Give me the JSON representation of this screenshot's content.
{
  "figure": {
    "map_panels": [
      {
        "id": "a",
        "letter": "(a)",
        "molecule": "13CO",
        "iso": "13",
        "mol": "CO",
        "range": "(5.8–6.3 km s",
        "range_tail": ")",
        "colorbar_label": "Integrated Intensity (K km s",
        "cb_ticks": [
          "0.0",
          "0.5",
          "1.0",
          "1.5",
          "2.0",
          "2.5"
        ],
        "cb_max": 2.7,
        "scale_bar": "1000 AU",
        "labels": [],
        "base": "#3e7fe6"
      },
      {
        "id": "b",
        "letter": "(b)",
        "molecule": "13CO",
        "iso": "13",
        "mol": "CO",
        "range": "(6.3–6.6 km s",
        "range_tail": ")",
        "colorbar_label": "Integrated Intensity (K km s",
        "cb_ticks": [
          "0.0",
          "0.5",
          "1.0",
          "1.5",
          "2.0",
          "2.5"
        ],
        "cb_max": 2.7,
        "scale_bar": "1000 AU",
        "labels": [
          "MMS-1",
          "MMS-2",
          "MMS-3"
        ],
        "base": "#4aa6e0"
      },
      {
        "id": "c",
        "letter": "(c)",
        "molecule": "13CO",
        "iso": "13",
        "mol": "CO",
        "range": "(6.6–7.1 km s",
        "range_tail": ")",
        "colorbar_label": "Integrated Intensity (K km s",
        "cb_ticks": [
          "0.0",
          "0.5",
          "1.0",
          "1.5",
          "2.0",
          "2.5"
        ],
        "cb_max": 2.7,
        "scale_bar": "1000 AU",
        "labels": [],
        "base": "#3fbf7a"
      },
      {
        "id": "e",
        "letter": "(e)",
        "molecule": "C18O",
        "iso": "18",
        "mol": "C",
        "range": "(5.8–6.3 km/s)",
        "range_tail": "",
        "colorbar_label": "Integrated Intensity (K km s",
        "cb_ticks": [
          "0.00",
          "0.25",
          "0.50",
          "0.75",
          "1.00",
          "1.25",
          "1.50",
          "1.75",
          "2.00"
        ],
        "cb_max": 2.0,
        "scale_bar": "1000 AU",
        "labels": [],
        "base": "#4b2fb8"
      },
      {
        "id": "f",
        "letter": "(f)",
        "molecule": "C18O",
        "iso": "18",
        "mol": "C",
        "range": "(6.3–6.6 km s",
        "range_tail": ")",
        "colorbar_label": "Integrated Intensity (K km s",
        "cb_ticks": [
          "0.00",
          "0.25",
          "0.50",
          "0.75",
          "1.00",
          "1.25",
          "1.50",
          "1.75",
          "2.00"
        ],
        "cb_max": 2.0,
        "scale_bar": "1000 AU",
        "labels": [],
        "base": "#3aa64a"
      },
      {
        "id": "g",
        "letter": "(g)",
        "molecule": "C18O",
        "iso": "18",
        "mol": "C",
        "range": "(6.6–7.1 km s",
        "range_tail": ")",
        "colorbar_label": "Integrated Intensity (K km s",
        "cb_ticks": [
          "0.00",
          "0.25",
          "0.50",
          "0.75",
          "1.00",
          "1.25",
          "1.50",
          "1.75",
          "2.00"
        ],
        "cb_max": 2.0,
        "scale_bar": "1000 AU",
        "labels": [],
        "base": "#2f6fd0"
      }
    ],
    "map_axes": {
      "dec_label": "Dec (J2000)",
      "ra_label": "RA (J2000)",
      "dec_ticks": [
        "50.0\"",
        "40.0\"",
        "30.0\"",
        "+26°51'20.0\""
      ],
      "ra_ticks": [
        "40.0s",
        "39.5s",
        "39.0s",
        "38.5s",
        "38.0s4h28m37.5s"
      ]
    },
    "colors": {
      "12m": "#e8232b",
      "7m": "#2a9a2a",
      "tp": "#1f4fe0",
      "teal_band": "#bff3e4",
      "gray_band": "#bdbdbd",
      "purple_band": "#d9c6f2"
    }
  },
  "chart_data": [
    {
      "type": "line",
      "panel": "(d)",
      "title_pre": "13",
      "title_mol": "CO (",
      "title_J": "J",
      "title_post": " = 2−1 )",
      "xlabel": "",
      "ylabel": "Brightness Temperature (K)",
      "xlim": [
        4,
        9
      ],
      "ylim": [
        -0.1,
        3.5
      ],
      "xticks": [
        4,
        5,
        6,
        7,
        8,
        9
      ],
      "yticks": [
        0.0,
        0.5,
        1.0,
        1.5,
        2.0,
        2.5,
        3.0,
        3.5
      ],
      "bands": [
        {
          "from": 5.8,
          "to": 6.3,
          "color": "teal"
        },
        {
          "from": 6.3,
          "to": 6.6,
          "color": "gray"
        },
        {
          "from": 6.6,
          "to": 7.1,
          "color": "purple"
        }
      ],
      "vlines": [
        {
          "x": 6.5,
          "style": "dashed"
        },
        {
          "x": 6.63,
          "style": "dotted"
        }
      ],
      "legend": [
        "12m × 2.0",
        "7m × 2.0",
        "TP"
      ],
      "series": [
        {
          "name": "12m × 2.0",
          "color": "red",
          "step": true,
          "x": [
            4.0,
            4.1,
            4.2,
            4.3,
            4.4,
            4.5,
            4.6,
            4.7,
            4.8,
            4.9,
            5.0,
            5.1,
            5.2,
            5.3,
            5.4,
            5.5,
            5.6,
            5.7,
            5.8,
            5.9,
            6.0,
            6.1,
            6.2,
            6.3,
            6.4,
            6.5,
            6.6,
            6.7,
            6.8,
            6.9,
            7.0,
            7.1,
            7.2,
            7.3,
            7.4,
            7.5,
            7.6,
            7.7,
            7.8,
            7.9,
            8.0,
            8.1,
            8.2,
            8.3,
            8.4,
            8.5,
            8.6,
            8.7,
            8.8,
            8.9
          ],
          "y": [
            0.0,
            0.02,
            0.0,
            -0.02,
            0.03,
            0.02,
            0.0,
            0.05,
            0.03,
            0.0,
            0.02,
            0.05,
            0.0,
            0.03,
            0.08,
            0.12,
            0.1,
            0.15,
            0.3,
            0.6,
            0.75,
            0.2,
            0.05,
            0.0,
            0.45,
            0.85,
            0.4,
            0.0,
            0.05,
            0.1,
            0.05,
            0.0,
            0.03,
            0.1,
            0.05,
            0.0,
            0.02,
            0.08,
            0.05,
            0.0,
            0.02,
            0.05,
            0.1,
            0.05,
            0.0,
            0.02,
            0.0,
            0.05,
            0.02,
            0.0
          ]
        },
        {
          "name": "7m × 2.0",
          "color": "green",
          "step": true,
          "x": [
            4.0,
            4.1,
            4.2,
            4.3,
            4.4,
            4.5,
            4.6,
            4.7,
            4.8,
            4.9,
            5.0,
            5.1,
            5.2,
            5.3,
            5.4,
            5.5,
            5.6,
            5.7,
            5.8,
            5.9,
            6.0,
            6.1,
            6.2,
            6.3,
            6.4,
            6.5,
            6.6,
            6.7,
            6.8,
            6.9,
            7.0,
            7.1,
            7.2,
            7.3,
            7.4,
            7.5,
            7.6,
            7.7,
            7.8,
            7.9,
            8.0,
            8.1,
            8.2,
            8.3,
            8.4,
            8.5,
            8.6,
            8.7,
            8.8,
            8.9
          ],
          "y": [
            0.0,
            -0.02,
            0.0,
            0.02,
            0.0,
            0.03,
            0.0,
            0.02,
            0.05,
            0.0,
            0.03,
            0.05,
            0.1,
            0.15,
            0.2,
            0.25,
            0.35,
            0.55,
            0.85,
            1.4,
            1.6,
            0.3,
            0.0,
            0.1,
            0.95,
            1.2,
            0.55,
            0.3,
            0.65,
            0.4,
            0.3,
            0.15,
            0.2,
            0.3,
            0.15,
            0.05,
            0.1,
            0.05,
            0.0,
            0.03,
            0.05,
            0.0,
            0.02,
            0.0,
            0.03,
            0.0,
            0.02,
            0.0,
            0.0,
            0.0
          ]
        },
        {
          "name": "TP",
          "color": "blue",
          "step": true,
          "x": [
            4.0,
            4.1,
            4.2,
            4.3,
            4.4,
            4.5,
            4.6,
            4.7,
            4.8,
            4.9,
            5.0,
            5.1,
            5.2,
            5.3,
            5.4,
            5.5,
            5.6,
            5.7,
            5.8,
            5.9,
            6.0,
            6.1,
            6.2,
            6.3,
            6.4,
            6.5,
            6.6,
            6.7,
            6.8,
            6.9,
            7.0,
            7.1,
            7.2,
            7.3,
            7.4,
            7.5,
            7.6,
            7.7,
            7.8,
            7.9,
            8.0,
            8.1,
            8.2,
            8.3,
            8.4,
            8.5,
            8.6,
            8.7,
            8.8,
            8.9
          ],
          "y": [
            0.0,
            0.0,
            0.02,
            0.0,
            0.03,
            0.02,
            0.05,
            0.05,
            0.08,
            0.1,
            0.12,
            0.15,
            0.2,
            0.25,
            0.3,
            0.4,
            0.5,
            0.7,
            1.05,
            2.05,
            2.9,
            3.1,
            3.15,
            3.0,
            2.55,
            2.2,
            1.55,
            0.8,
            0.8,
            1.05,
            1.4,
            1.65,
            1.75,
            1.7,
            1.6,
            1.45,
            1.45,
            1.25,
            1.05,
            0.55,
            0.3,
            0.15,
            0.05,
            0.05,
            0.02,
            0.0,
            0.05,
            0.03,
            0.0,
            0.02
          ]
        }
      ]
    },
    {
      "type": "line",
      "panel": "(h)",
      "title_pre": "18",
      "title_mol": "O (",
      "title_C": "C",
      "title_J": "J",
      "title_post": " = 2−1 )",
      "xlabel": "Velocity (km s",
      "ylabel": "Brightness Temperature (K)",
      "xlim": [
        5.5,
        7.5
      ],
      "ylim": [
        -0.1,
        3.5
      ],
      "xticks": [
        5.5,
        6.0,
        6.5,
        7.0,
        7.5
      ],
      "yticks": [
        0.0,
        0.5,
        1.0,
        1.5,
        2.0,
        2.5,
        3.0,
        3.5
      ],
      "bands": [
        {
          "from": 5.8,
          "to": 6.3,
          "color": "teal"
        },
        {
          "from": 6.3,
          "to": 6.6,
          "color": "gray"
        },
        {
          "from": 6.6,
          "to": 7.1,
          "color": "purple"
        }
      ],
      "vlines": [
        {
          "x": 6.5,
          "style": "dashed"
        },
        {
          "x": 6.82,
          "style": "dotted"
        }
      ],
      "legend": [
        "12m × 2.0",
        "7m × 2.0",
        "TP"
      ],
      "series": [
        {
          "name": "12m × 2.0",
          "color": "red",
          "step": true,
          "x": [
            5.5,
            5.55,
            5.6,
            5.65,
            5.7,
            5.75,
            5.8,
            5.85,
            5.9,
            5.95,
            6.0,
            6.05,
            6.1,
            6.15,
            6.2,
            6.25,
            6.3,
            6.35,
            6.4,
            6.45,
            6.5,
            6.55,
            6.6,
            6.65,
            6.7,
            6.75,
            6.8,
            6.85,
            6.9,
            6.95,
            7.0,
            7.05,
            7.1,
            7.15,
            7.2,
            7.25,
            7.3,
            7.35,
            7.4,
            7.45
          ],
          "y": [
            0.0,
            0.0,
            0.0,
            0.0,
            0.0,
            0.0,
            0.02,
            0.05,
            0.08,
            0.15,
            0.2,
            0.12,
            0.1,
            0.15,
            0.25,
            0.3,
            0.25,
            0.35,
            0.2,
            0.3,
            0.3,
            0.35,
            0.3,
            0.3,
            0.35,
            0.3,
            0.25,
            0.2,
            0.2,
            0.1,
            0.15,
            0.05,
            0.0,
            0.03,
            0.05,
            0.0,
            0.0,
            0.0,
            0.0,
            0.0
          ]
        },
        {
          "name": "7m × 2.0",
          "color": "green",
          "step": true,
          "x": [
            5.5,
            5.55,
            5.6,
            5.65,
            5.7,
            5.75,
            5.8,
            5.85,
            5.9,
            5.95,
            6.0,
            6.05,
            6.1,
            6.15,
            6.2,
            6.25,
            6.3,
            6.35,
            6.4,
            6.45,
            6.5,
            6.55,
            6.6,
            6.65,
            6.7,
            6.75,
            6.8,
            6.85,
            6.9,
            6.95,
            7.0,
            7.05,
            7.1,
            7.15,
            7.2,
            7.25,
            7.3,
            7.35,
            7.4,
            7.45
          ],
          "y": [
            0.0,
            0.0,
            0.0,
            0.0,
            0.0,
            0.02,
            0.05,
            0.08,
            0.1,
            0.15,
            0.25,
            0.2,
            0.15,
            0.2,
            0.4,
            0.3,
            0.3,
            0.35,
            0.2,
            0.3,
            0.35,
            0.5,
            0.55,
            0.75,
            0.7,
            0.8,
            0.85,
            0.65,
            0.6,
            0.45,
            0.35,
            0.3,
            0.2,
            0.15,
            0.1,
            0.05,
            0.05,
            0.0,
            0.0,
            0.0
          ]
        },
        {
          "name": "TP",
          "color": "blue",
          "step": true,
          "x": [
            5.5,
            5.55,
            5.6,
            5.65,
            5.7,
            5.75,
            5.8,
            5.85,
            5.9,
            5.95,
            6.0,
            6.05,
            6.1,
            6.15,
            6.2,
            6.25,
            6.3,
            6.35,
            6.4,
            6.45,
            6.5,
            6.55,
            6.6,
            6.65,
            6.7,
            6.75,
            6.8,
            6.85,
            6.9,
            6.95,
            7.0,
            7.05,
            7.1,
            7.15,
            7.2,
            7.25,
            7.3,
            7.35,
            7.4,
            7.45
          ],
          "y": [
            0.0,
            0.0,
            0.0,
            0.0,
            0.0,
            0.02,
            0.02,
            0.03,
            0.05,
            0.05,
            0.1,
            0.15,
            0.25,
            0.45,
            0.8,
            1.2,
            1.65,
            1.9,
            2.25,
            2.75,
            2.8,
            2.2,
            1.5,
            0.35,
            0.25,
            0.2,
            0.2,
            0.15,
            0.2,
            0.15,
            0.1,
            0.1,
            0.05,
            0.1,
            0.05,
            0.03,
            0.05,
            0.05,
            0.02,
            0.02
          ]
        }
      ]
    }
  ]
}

### GOAL OF THE EXERCISE:
Scan the entries above. Copy each line that has the string "letter".

### RESPONSE TO THIS EXERCISE:
        "letter": "(a)",
        "letter": "(b)",
        "letter": "(c)",
        "letter": "(e)",
        "letter": "(f)",
        "letter": "(g)",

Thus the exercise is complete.